[Data tied to figure images]
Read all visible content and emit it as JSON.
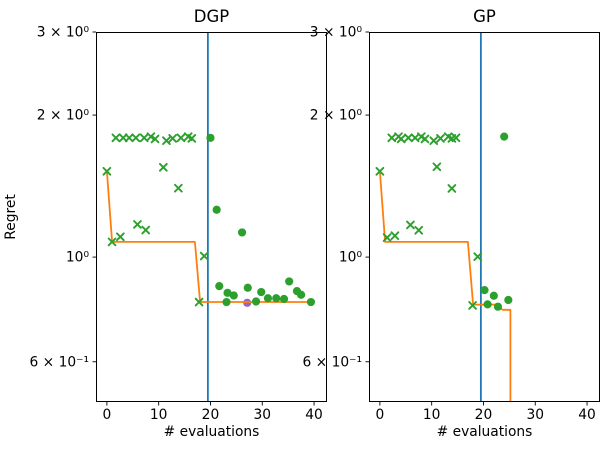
{
  "figure": {
    "ylabel": "Regret",
    "background": "#ffffff"
  },
  "colors": {
    "orange": "#ff7f0e",
    "green": "#2ca02c",
    "blue": "#1f77b4",
    "purple": "#9467bd",
    "axis": "#000000"
  },
  "chart_data": [
    {
      "type": "scatter",
      "title": "DGP",
      "xlabel": "# evaluations",
      "ylabel": "Regret",
      "yscale": "log",
      "xlim": [
        -2.1,
        42.5
      ],
      "ylim": [
        0.493,
        3.0
      ],
      "grid": false,
      "legend": "none",
      "xticks": [
        {
          "value": 0,
          "label": "0"
        },
        {
          "value": 10,
          "label": "10"
        },
        {
          "value": 20,
          "label": "20"
        },
        {
          "value": 30,
          "label": "30"
        },
        {
          "value": 40,
          "label": "40"
        }
      ],
      "yticks": [
        {
          "value": 3,
          "label": "3 × 10⁰"
        },
        {
          "value": 2,
          "label": "2 × 10⁰"
        },
        {
          "value": 1,
          "label": "10⁰"
        },
        {
          "value": 0.6,
          "label": "6 × 10⁻¹"
        }
      ],
      "vline_x": 19.5,
      "regret_line": [
        [
          0,
          1.52
        ],
        [
          1,
          1.077
        ],
        [
          17,
          1.077
        ],
        [
          18,
          0.803
        ],
        [
          40,
          0.803
        ]
      ],
      "x_markers": [
        [
          0,
          1.52
        ],
        [
          1,
          1.077
        ],
        [
          2.6,
          1.104
        ],
        [
          5.9,
          1.173
        ],
        [
          7.5,
          1.141
        ],
        [
          1.74,
          1.79
        ],
        [
          3.15,
          1.79
        ],
        [
          4.3,
          1.79
        ],
        [
          5.6,
          1.79
        ],
        [
          7.2,
          1.79
        ],
        [
          8.5,
          1.8
        ],
        [
          9.3,
          1.78
        ],
        [
          11.5,
          1.765
        ],
        [
          12.7,
          1.785
        ],
        [
          14.3,
          1.79
        ],
        [
          15.7,
          1.8
        ],
        [
          16.4,
          1.785
        ],
        [
          10.9,
          1.55
        ],
        [
          13.8,
          1.4
        ],
        [
          18.8,
          1.005
        ],
        [
          17.8,
          0.803
        ]
      ],
      "circle_markers": [
        [
          20,
          1.79
        ],
        [
          21.2,
          1.26
        ],
        [
          26.1,
          1.128
        ],
        [
          21.7,
          0.868
        ],
        [
          23.3,
          0.84
        ],
        [
          23.1,
          0.803
        ],
        [
          24.5,
          0.829
        ],
        [
          27.2,
          0.861
        ],
        [
          28.8,
          0.805
        ],
        [
          29.8,
          0.843
        ],
        [
          31.1,
          0.818
        ],
        [
          32.7,
          0.818
        ],
        [
          34.2,
          0.815
        ],
        [
          35.2,
          0.888
        ],
        [
          36.7,
          0.847
        ],
        [
          37.5,
          0.832
        ],
        [
          39.4,
          0.803
        ]
      ],
      "purple_markers": [
        [
          27.1,
          0.8
        ]
      ]
    },
    {
      "type": "scatter",
      "title": "GP",
      "xlabel": "# evaluations",
      "ylabel": "",
      "yscale": "log",
      "xlim": [
        -2.1,
        42.5
      ],
      "ylim": [
        0.493,
        3.0
      ],
      "grid": false,
      "legend": "none",
      "xticks": [
        {
          "value": 0,
          "label": "0"
        },
        {
          "value": 10,
          "label": "10"
        },
        {
          "value": 20,
          "label": "20"
        },
        {
          "value": 30,
          "label": "30"
        },
        {
          "value": 40,
          "label": "40"
        }
      ],
      "yticks": [
        {
          "value": 3,
          "label": "3 × 10⁰"
        },
        {
          "value": 2,
          "label": "2 × 10⁰"
        },
        {
          "value": 1,
          "label": "10⁰"
        },
        {
          "value": 0.6,
          "label": "6 × 10⁻¹"
        }
      ],
      "vline_x": 19.5,
      "regret_line": [
        [
          0,
          1.52
        ],
        [
          1,
          1.077
        ],
        [
          17,
          1.077
        ],
        [
          18,
          0.793
        ],
        [
          22.3,
          0.793
        ],
        [
          23.7,
          0.773
        ],
        [
          25.2,
          0.773
        ],
        [
          25.2,
          0.45
        ]
      ],
      "x_markers": [
        [
          0,
          1.52
        ],
        [
          1.4,
          1.1
        ],
        [
          2.9,
          1.11
        ],
        [
          5.9,
          1.17
        ],
        [
          7.5,
          1.14
        ],
        [
          2.3,
          1.79
        ],
        [
          3.6,
          1.8
        ],
        [
          4.1,
          1.78
        ],
        [
          5.5,
          1.79
        ],
        [
          6.8,
          1.79
        ],
        [
          8.0,
          1.8
        ],
        [
          8.7,
          1.78
        ],
        [
          10.4,
          1.765
        ],
        [
          11.7,
          1.785
        ],
        [
          13.2,
          1.8
        ],
        [
          13.9,
          1.785
        ],
        [
          14.7,
          1.79
        ],
        [
          11.0,
          1.554
        ],
        [
          13.9,
          1.398
        ],
        [
          18.9,
          1.002
        ],
        [
          17.9,
          0.79
        ]
      ],
      "circle_markers": [
        [
          24,
          1.8
        ],
        [
          20.2,
          0.851
        ],
        [
          20.8,
          0.794
        ],
        [
          22.0,
          0.828
        ],
        [
          22.8,
          0.785
        ],
        [
          24.8,
          0.811
        ]
      ],
      "purple_markers": []
    }
  ]
}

- **Task goal**:
Copy the records above exactly. The pictures are not part of the copy.

- **Completed task**:
Read all visible content and emit it as JSON.
{
  "figure": {
    "ylabel": "Regret",
    "background": "#ffffff"
  },
  "colors": {
    "orange": "#ff7f0e",
    "green": "#2ca02c",
    "blue": "#1f77b4",
    "purple": "#9467bd",
    "axis": "#000000"
  },
  "chart_data": [
    {
      "type": "scatter",
      "title": "DGP",
      "xlabel": "# evaluations",
      "ylabel": "Regret",
      "yscale": "log",
      "xlim": [
        -2.1,
        42.5
      ],
      "ylim": [
        0.493,
        3.0
      ],
      "grid": false,
      "legend": "none",
      "xticks": [
        {
          "value": 0,
          "label": "0"
        },
        {
          "value": 10,
          "label": "10"
        },
        {
          "value": 20,
          "label": "20"
        },
        {
          "value": 30,
          "label": "30"
        },
        {
          "value": 40,
          "label": "40"
        }
      ],
      "yticks": [
        {
          "value": 3,
          "label": "3 × 10⁰"
        },
        {
          "value": 2,
          "label": "2 × 10⁰"
        },
        {
          "value": 1,
          "label": "10⁰"
        },
        {
          "value": 0.6,
          "label": "6 × 10⁻¹"
        }
      ],
      "vline_x": 19.5,
      "regret_line": [
        [
          0,
          1.52
        ],
        [
          1,
          1.077
        ],
        [
          17,
          1.077
        ],
        [
          18,
          0.803
        ],
        [
          40,
          0.803
        ]
      ],
      "x_markers": [
        [
          0,
          1.52
        ],
        [
          1,
          1.077
        ],
        [
          2.6,
          1.104
        ],
        [
          5.9,
          1.173
        ],
        [
          7.5,
          1.141
        ],
        [
          1.74,
          1.79
        ],
        [
          3.15,
          1.79
        ],
        [
          4.3,
          1.79
        ],
        [
          5.6,
          1.79
        ],
        [
          7.2,
          1.79
        ],
        [
          8.5,
          1.8
        ],
        [
          9.3,
          1.78
        ],
        [
          11.5,
          1.765
        ],
        [
          12.7,
          1.785
        ],
        [
          14.3,
          1.79
        ],
        [
          15.7,
          1.8
        ],
        [
          16.4,
          1.785
        ],
        [
          10.9,
          1.55
        ],
        [
          13.8,
          1.4
        ],
        [
          18.8,
          1.005
        ],
        [
          17.8,
          0.803
        ]
      ],
      "circle_markers": [
        [
          20,
          1.79
        ],
        [
          21.2,
          1.26
        ],
        [
          26.1,
          1.128
        ],
        [
          21.7,
          0.868
        ],
        [
          23.3,
          0.84
        ],
        [
          23.1,
          0.803
        ],
        [
          24.5,
          0.829
        ],
        [
          27.2,
          0.861
        ],
        [
          28.8,
          0.805
        ],
        [
          29.8,
          0.843
        ],
        [
          31.1,
          0.818
        ],
        [
          32.7,
          0.818
        ],
        [
          34.2,
          0.815
        ],
        [
          35.2,
          0.888
        ],
        [
          36.7,
          0.847
        ],
        [
          37.5,
          0.832
        ],
        [
          39.4,
          0.803
        ]
      ],
      "purple_markers": [
        [
          27.1,
          0.8
        ]
      ]
    },
    {
      "type": "scatter",
      "title": "GP",
      "xlabel": "# evaluations",
      "ylabel": "",
      "yscale": "log",
      "xlim": [
        -2.1,
        42.5
      ],
      "ylim": [
        0.493,
        3.0
      ],
      "grid": false,
      "legend": "none",
      "xticks": [
        {
          "value": 0,
          "label": "0"
        },
        {
          "value": 10,
          "label": "10"
        },
        {
          "value": 20,
          "label": "20"
        },
        {
          "value": 30,
          "label": "30"
        },
        {
          "value": 40,
          "label": "40"
        }
      ],
      "yticks": [
        {
          "value": 3,
          "label": "3 × 10⁰"
        },
        {
          "value": 2,
          "label": "2 × 10⁰"
        },
        {
          "value": 1,
          "label": "10⁰"
        },
        {
          "value": 0.6,
          "label": "6 × 10⁻¹"
        }
      ],
      "vline_x": 19.5,
      "regret_line": [
        [
          0,
          1.52
        ],
        [
          1,
          1.077
        ],
        [
          17,
          1.077
        ],
        [
          18,
          0.793
        ],
        [
          22.3,
          0.793
        ],
        [
          23.7,
          0.773
        ],
        [
          25.2,
          0.773
        ],
        [
          25.2,
          0.45
        ]
      ],
      "x_markers": [
        [
          0,
          1.52
        ],
        [
          1.4,
          1.1
        ],
        [
          2.9,
          1.11
        ],
        [
          5.9,
          1.17
        ],
        [
          7.5,
          1.14
        ],
        [
          2.3,
          1.79
        ],
        [
          3.6,
          1.8
        ],
        [
          4.1,
          1.78
        ],
        [
          5.5,
          1.79
        ],
        [
          6.8,
          1.79
        ],
        [
          8.0,
          1.8
        ],
        [
          8.7,
          1.78
        ],
        [
          10.4,
          1.765
        ],
        [
          11.7,
          1.785
        ],
        [
          13.2,
          1.8
        ],
        [
          13.9,
          1.785
        ],
        [
          14.7,
          1.79
        ],
        [
          11.0,
          1.554
        ],
        [
          13.9,
          1.398
        ],
        [
          18.9,
          1.002
        ],
        [
          17.9,
          0.79
        ]
      ],
      "circle_markers": [
        [
          24,
          1.8
        ],
        [
          20.2,
          0.851
        ],
        [
          20.8,
          0.794
        ],
        [
          22.0,
          0.828
        ],
        [
          22.8,
          0.785
        ],
        [
          24.8,
          0.811
        ]
      ],
      "purple_markers": []
    }
  ]
}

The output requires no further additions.